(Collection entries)
______
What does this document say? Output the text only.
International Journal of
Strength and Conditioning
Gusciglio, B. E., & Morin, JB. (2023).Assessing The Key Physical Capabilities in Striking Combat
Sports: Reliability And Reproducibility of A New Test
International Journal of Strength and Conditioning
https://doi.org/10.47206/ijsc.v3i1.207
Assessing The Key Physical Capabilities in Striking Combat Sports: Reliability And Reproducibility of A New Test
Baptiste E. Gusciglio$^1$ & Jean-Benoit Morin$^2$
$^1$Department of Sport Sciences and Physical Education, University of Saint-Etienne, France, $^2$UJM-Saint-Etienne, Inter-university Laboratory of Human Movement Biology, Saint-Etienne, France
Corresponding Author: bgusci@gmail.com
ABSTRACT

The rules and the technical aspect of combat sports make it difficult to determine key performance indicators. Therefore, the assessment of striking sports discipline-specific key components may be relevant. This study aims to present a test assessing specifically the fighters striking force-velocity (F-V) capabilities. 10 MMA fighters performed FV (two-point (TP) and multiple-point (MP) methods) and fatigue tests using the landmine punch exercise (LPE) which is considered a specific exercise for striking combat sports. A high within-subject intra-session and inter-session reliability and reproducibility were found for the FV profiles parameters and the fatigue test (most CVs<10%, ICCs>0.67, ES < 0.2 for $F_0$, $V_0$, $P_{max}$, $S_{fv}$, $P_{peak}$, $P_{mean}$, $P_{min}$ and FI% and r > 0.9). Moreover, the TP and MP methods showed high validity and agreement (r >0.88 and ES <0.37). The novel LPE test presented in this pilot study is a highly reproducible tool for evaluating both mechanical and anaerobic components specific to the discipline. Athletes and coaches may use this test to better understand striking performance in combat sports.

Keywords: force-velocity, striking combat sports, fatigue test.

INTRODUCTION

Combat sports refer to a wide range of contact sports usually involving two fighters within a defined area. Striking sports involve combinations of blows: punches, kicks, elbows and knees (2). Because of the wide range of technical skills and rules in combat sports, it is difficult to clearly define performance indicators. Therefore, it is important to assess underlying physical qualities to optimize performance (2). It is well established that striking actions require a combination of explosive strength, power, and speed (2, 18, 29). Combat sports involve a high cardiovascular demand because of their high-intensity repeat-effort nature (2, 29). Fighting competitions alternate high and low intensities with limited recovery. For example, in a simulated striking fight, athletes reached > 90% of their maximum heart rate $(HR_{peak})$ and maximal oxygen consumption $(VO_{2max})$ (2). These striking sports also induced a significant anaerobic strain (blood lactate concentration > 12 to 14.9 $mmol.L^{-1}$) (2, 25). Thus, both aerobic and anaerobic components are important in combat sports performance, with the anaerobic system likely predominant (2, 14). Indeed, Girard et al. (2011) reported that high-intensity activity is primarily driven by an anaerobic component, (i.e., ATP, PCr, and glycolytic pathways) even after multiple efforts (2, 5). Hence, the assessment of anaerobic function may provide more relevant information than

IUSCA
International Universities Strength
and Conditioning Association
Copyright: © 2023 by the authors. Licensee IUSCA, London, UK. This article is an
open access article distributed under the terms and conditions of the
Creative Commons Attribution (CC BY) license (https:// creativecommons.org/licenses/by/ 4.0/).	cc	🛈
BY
______
== Work required ==
Write out every entry exactly as given.

== Expected output ==
What does this document say? Output the text only.
International Journal of
Strength and Conditioning
Gusciglio, B. E., & Morin, JB. (2023).Assessing The Key Physical Capabilities in Striking Combat
Sports: Reliability And Reproducibility of A New Test
International Journal of Strength and Conditioning
https://doi.org/10.47206/ijsc.v3i1.207
Assessing The Key Physical Capabilities in Striking Combat Sports: Reliability And Reproducibility of A New Test
Baptiste E. Gusciglio$^1$ & Jean-Benoit Morin$^2$
$^1$Department of Sport Sciences and Physical Education, University of Saint-Etienne, France, $^2$UJM-Saint-Etienne, Inter-university Laboratory of Human Movement Biology, Saint-Etienne, France
Corresponding Author: bgusci@gmail.com
ABSTRACT

The rules and the technical aspect of combat sports make it difficult to determine key performance indicators. Therefore, the assessment of striking sports discipline-specific key components may be relevant. This study aims to present a test assessing specifically the fighters striking force-velocity (F-V) capabilities. 10 MMA fighters performed FV (two-point (TP) and multiple-point (MP) methods) and fatigue tests using the landmine punch exercise (LPE) which is considered a specific exercise for striking combat sports. A high within-subject intra-session and inter-session reliability and reproducibility were found for the FV profiles parameters and the fatigue test (most CVs<10%, ICCs>0.67, ES < 0.2 for $F_0$, $V_0$, $P_{max}$, $S_{fv}$, $P_{peak}$, $P_{mean}$, $P_{min}$ and FI% and r > 0.9). Moreover, the TP and MP methods showed high validity and agreement (r >0.88 and ES <0.37). The novel LPE test presented in this pilot study is a highly reproducible tool for evaluating both mechanical and anaerobic components specific to the discipline. Athletes and coaches may use this test to better understand striking performance in combat sports.

Keywords: force-velocity, striking combat sports, fatigue test.

INTRODUCTION

Combat sports refer to a wide range of contact sports usually involving two fighters within a defined area. Striking sports involve combinations of blows: punches, kicks, elbows and knees (2). Because of the wide range of technical skills and rules in combat sports, it is difficult to clearly define performance indicators. Therefore, it is important to assess underlying physical qualities to optimize performance (2). It is well established that striking actions require a combination of explosive strength, power, and speed (2, 18, 29). Combat sports involve a high cardiovascular demand because of their high-intensity repeat-effort nature (2, 29). Fighting competitions alternate high and low intensities with limited recovery. For example, in a simulated striking fight, athletes reached > 90% of their maximum heart rate $(HR_{peak})$ and maximal oxygen consumption $(VO_{2max})$ (2). These striking sports also induced a significant anaerobic strain (blood lactate concentration > 12 to 14.9 $mmol.L^{-1}$) (2, 25). Thus, both aerobic and anaerobic components are important in combat sports performance, with the anaerobic system likely predominant (2, 14). Indeed, Girard et al. (2011) reported that high-intensity activity is primarily driven by an anaerobic component, (i.e., ATP, PCr, and glycolytic pathways) even after multiple efforts (2, 5). Hence, the assessment of anaerobic function may provide more relevant information than

IUSCA
International Universities Strength
and Conditioning Association
Copyright: © 2023 by the authors. Licensee IUSCA, London, UK. This article is an
open access article distributed under the terms and conditions of the
Creative Commons Attribution (CC BY) license (https:// creativecommons.org/licenses/by/ 4.0/).	cc	🛈
BY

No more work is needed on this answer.